- EXERCISE
Write out each line beneath this one exactly as it reads.
— Start of THE DATA —
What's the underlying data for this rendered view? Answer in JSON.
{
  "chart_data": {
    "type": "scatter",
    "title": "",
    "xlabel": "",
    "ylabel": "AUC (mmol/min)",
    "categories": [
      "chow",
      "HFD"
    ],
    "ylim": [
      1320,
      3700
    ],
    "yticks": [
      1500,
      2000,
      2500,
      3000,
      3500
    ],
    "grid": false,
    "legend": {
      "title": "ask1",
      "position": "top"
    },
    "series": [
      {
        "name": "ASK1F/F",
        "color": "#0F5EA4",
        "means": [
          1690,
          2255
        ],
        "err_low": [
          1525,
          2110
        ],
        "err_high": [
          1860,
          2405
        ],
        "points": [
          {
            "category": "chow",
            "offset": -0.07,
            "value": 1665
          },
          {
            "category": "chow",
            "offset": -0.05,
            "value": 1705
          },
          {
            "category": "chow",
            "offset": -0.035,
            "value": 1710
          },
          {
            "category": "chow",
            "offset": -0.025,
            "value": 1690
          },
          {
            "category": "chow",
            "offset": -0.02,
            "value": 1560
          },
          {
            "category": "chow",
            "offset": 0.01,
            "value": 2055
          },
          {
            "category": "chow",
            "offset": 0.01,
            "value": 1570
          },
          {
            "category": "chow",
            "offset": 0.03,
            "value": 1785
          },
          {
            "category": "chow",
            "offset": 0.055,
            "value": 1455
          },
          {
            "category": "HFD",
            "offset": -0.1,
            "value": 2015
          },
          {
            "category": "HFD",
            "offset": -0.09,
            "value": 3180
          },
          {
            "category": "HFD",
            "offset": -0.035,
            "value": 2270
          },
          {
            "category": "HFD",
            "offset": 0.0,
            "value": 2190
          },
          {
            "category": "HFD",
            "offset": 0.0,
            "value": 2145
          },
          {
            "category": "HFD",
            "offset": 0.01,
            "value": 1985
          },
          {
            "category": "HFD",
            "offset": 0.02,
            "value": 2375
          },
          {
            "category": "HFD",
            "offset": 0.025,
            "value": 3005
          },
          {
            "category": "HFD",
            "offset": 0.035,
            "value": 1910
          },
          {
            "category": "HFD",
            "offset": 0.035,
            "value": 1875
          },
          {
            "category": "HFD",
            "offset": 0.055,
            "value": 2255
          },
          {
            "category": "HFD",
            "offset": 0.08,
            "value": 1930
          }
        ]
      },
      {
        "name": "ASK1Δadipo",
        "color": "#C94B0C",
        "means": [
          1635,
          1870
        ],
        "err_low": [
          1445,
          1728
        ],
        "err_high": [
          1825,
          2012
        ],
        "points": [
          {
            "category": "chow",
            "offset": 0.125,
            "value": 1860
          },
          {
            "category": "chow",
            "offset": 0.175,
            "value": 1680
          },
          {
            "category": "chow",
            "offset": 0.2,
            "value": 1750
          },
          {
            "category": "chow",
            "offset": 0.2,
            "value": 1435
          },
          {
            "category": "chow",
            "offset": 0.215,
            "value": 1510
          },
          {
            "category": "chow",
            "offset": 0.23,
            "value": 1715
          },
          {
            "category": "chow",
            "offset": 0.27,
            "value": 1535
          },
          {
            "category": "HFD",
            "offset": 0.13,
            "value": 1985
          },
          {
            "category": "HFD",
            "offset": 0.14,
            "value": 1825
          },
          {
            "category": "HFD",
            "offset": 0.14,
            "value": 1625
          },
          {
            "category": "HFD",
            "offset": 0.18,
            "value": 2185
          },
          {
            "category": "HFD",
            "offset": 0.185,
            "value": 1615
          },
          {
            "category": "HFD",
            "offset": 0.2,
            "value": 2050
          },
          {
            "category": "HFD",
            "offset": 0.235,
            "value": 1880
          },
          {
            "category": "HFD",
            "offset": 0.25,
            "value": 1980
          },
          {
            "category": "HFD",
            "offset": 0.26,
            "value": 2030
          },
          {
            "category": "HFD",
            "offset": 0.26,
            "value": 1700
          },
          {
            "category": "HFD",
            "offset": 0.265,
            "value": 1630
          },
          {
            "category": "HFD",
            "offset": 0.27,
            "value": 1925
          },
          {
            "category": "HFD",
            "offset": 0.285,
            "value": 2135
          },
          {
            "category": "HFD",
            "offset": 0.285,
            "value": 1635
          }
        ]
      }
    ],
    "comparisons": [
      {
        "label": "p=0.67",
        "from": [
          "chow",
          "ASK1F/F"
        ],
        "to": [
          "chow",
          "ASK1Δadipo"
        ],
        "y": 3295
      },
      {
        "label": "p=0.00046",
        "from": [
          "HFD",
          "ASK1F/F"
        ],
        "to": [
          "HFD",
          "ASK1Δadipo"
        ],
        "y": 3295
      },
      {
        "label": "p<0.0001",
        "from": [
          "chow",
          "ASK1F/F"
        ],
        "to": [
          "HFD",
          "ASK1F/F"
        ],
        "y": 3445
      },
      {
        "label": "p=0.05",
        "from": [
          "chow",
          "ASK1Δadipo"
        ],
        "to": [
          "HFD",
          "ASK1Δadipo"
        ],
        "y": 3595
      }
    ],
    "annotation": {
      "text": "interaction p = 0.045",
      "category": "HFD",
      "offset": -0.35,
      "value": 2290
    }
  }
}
— End of THE DATA —
- CORRECT RESULT
What's the underlying data for this rendered view? Answer in JSON.
{
  "chart_data": {
    "type": "scatter",
    "title": "",
    "xlabel": "",
    "ylabel": "AUC (mmol/min)",
    "categories": [
      "chow",
      "HFD"
    ],
    "ylim": [
      1320,
      3700
    ],
    "yticks": [
      1500,
      2000,
      2500,
      3000,
      3500
    ],
    "grid": false,
    "legend": {
      "title": "ask1",
      "position": "top"
    },
    "series": [
      {
        "name": "ASK1F/F",
        "color": "#0F5EA4",
        "means": [
          1690,
          2255
        ],
        "err_low": [
          1525,
          2110
        ],
        "err_high": [
          1860,
          2405
        ],
        "points": [
          {
            "category": "chow",
            "offset": -0.07,
            "value": 1665
          },
          {
            "category": "chow",
            "offset": -0.05,
            "value": 1705
          },
          {
            "category": "chow",
            "offset": -0.035,
            "value": 1710
          },
          {
            "category": "chow",
            "offset": -0.025,
            "value": 1690
          },
          {
            "category": "chow",
            "offset": -0.02,
            "value": 1560
          },
          {
            "category": "chow",
            "offset": 0.01,
            "value": 2055
          },
          {
            "category": "chow",
            "offset": 0.01,
            "value": 1570
          },
          {
            "category": "chow",
            "offset": 0.03,
            "value": 1785
          },
          {
            "category": "chow",
            "offset": 0.055,
            "value": 1455
          },
          {
            "category": "HFD",
            "offset": -0.1,
            "value": 2015
          },
          {
            "category": "HFD",
            "offset": -0.09,
            "value": 3180
          },
          {
            "category": "HFD",
            "offset": -0.035,
            "value": 2270
          },
          {
            "category": "HFD",
            "offset": 0.0,
            "value": 2190
          },
          {
            "category": "HFD",
            "offset": 0.0,
            "value": 2145
          },
          {
            "category": "HFD",
            "offset": 0.01,
            "value": 1985
          },
          {
            "category": "HFD",
            "offset": 0.02,
            "value": 2375
          },
          {
            "category": "HFD",
            "offset": 0.025,
            "value": 3005
          },
          {
            "category": "HFD",
            "offset": 0.035,
            "value": 1910
          },
          {
            "category": "HFD",
            "offset": 0.035,
            "value": 1875
          },
          {
            "category": "HFD",
            "offset": 0.055,
            "value": 2255
          },
          {
            "category": "HFD",
            "offset": 0.08,
            "value": 1930
          }
        ]
      },
      {
        "name": "ASK1Δadipo",
        "color": "#C94B0C",
        "means": [
          1635,
          1870
        ],
        "err_low": [
          1445,
          1728
        ],
        "err_high": [
          1825,
          2012
        ],
        "points": [
          {
            "category": "chow",
            "offset": 0.125,
            "value": 1860
          },
          {
            "category": "chow",
            "offset": 0.175,
            "value": 1680
          },
          {
            "category": "chow",
            "offset": 0.2,
            "value": 1750
          },
          {
            "category": "chow",
            "offset": 0.2,
            "value": 1435
          },
          {
            "category": "chow",
            "offset": 0.215,
            "value": 1510
          },
          {
            "category": "chow",
            "offset": 0.23,
            "value": 1715
          },
          {
            "category": "chow",
            "offset": 0.27,
            "value": 1535
          },
          {
            "category": "HFD",
            "offset": 0.13,
            "value": 1985
          },
          {
            "category": "HFD",
            "offset": 0.14,
            "value": 1825
          },
          {
            "category": "HFD",
            "offset": 0.14,
            "value": 1625
          },
          {
            "category": "HFD",
            "offset": 0.18,
            "value": 2185
          },
          {
            "category": "HFD",
            "offset": 0.185,
            "value": 1615
          },
          {
            "category": "HFD",
            "offset": 0.2,
            "value": 2050
          },
          {
            "category": "HFD",
            "offset": 0.235,
            "value": 1880
          },
          {
            "category": "HFD",
            "offset": 0.25,
            "value": 1980
          },
          {
            "category": "HFD",
            "offset": 0.26,
            "value": 2030
          },
          {
            "category": "HFD",
            "offset": 0.26,
            "value": 1700
          },
          {
            "category": "HFD",
            "offset": 0.265,
            "value": 1630
          },
          {
            "category": "HFD",
            "offset": 0.27,
            "value": 1925
          },
          {
            "category": "HFD",
            "offset": 0.285,
            "value": 2135
          },
          {
            "category": "HFD",
            "offset": 0.285,
            "value": 1635
          }
        ]
      }
    ],
    "comparisons": [
      {
        "label": "p=0.67",
        "from": [
          "chow",
          "ASK1F/F"
        ],
        "to": [
          "chow",
          "ASK1Δadipo"
        ],
        "y": 3295
      },
      {
        "label": "p=0.00046",
        "from": [
          "HFD",
          "ASK1F/F"
        ],
        "to": [
          "HFD",
          "ASK1Δadipo"
        ],
        "y": 3295
      },
      {
        "label": "p<0.0001",
        "from": [
          "chow",
          "ASK1F/F"
        ],
        "to": [
          "HFD",
          "ASK1F/F"
        ],
        "y": 3445
      },
      {
        "label": "p=0.05",
        "from": [
          "chow",
          "ASK1Δadipo"
        ],
        "to": [
          "HFD",
          "ASK1Δadipo"
        ],
        "y": 3595
      }
    ],
    "annotation": {
      "text": "interaction p = 0.045",
      "category": "HFD",
      "offset": -0.35,
      "value": 2290
    }
  }
}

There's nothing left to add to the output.